> **Written problem**: Copy all lines that contain the word "план".

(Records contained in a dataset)
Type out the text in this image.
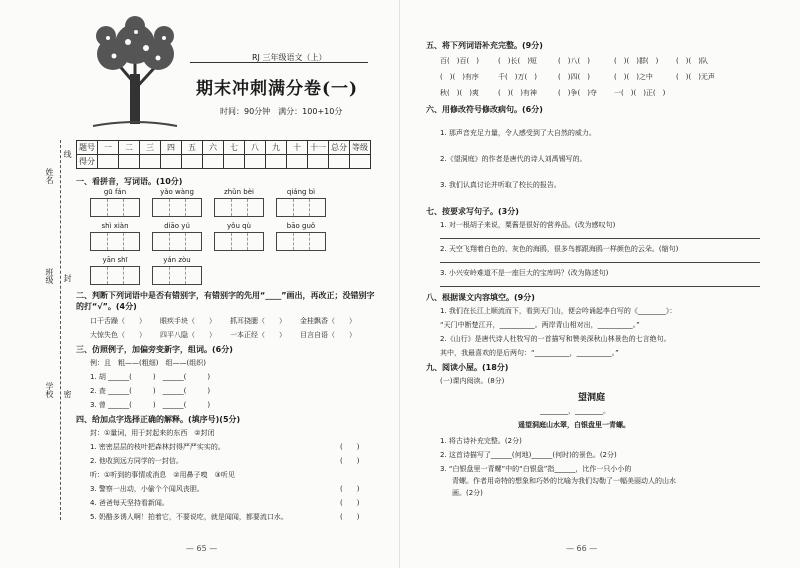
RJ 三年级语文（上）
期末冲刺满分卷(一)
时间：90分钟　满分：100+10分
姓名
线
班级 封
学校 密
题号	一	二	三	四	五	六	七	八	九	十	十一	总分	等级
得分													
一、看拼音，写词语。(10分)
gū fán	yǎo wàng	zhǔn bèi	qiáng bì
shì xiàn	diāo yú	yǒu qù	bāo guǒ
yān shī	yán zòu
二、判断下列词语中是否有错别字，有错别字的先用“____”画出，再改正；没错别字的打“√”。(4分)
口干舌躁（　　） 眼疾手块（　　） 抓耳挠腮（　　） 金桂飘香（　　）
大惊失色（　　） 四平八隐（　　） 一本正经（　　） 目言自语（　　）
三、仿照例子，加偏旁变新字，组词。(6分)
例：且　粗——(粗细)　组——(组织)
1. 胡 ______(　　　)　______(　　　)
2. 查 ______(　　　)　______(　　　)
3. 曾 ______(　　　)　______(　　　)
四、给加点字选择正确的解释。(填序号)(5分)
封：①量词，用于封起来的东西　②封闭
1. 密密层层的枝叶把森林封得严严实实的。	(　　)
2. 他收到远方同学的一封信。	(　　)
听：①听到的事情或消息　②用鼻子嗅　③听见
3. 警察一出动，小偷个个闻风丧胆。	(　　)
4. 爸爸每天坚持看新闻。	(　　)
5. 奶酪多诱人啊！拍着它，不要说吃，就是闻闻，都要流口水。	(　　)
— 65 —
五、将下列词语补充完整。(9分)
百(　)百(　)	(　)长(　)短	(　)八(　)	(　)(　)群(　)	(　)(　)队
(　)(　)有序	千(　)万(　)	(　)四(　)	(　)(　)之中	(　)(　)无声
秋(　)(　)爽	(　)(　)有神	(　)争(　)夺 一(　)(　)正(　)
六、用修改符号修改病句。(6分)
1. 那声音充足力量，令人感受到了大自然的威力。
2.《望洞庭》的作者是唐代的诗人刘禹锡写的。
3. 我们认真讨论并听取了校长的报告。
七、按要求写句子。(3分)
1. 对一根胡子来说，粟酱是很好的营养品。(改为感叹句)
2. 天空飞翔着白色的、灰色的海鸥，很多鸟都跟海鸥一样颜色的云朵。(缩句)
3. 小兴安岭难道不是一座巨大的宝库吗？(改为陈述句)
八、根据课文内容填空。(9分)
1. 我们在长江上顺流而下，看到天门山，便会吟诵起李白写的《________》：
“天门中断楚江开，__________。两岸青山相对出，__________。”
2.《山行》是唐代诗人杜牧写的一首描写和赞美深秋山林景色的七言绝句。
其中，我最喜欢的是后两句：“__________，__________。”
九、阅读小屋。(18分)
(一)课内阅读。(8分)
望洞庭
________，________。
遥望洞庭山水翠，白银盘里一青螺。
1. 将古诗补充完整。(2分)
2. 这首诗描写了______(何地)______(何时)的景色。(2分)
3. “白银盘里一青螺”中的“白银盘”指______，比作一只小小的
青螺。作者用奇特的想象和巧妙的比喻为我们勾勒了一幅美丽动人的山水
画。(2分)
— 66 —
==
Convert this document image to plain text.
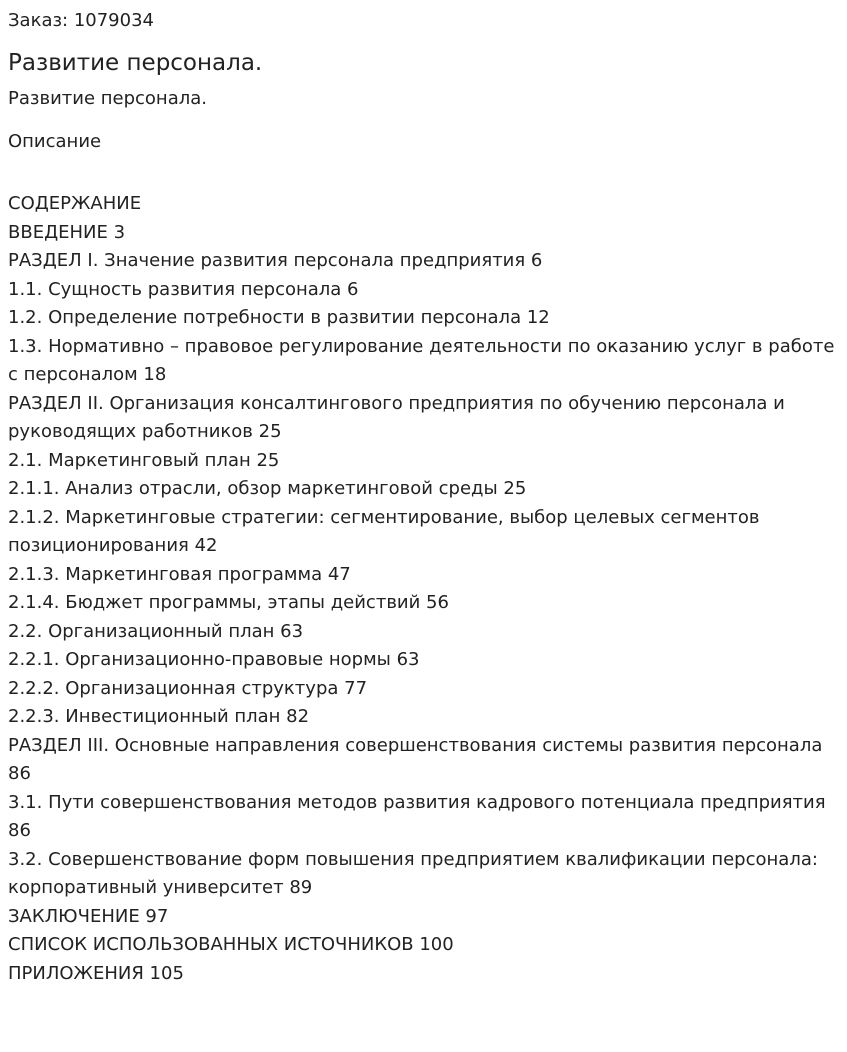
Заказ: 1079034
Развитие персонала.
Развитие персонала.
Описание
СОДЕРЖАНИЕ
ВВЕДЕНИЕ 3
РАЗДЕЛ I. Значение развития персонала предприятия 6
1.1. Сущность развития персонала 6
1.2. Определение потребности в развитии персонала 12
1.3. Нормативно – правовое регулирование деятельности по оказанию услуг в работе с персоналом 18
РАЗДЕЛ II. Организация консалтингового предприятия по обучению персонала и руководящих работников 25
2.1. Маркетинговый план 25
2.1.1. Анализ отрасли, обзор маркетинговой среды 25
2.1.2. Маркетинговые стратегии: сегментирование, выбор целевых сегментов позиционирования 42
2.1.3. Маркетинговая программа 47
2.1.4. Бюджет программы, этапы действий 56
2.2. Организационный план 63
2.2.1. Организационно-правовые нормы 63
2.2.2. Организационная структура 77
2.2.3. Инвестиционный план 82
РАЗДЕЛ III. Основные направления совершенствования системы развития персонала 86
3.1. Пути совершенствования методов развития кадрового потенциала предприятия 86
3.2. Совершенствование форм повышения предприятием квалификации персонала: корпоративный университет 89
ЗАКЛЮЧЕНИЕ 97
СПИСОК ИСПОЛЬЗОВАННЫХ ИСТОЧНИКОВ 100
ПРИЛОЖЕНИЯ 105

> **Output of the exercise**:
2.1. Маркетинговый план 25
2.2. Организационный план 63
2.2.3. Инвестиционный план 82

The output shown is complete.